» **TO BE DONE**:
Tally the lines of the listing that contain the word "Measure", then give the total and nothing else.

» **Saved entries**:

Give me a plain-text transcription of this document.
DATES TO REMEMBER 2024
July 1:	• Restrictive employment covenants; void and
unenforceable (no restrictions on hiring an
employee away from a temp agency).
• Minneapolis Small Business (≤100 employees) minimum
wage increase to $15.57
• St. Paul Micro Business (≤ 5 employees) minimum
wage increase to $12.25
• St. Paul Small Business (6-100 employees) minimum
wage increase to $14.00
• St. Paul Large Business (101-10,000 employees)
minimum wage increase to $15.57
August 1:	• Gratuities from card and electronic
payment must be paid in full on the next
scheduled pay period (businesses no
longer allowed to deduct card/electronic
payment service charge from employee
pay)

==

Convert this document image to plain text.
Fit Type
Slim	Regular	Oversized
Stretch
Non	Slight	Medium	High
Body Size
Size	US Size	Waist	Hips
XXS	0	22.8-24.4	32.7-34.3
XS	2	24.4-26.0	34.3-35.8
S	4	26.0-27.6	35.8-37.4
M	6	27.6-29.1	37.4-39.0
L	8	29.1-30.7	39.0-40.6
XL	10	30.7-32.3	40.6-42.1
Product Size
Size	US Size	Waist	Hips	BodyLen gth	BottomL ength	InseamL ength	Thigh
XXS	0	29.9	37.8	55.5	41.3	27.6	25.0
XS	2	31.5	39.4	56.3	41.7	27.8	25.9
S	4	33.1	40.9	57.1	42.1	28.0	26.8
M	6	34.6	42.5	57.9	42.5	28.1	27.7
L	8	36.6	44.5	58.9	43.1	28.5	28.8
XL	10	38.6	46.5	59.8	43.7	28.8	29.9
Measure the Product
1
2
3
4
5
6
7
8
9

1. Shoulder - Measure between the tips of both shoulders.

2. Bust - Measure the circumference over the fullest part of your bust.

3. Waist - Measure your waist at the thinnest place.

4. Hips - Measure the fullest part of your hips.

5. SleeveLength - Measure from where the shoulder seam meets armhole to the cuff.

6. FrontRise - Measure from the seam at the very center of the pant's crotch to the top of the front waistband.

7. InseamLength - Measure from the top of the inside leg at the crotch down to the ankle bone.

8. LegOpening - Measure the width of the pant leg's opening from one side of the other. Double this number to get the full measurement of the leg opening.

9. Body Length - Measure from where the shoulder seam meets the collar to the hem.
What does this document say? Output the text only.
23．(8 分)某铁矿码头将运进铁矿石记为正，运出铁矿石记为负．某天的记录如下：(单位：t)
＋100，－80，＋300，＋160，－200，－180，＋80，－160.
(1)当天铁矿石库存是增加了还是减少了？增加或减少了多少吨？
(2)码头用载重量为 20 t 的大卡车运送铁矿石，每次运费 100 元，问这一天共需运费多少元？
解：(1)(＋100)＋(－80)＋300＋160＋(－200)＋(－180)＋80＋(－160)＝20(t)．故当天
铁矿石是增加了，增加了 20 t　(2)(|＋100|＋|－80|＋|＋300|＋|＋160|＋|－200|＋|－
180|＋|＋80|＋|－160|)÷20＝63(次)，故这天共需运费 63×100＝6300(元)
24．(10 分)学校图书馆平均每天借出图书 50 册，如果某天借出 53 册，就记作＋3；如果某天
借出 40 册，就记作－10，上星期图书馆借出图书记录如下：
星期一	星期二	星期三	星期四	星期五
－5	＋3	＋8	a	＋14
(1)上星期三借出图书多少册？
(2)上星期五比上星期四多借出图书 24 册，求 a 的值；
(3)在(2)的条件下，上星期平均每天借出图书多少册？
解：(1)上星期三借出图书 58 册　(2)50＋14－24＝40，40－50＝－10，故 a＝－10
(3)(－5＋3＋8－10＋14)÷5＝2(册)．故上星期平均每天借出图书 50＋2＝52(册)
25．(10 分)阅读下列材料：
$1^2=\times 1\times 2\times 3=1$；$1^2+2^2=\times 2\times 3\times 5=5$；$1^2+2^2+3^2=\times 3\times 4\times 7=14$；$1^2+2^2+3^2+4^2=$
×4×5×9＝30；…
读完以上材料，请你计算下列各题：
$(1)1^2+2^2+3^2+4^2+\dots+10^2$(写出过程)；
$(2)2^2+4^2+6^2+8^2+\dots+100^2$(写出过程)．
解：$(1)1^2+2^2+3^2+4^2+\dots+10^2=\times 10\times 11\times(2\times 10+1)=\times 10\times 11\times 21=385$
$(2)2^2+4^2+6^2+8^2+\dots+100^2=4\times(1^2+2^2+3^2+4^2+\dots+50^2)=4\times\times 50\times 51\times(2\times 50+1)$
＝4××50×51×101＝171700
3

» **CORRECT RESULT**:
10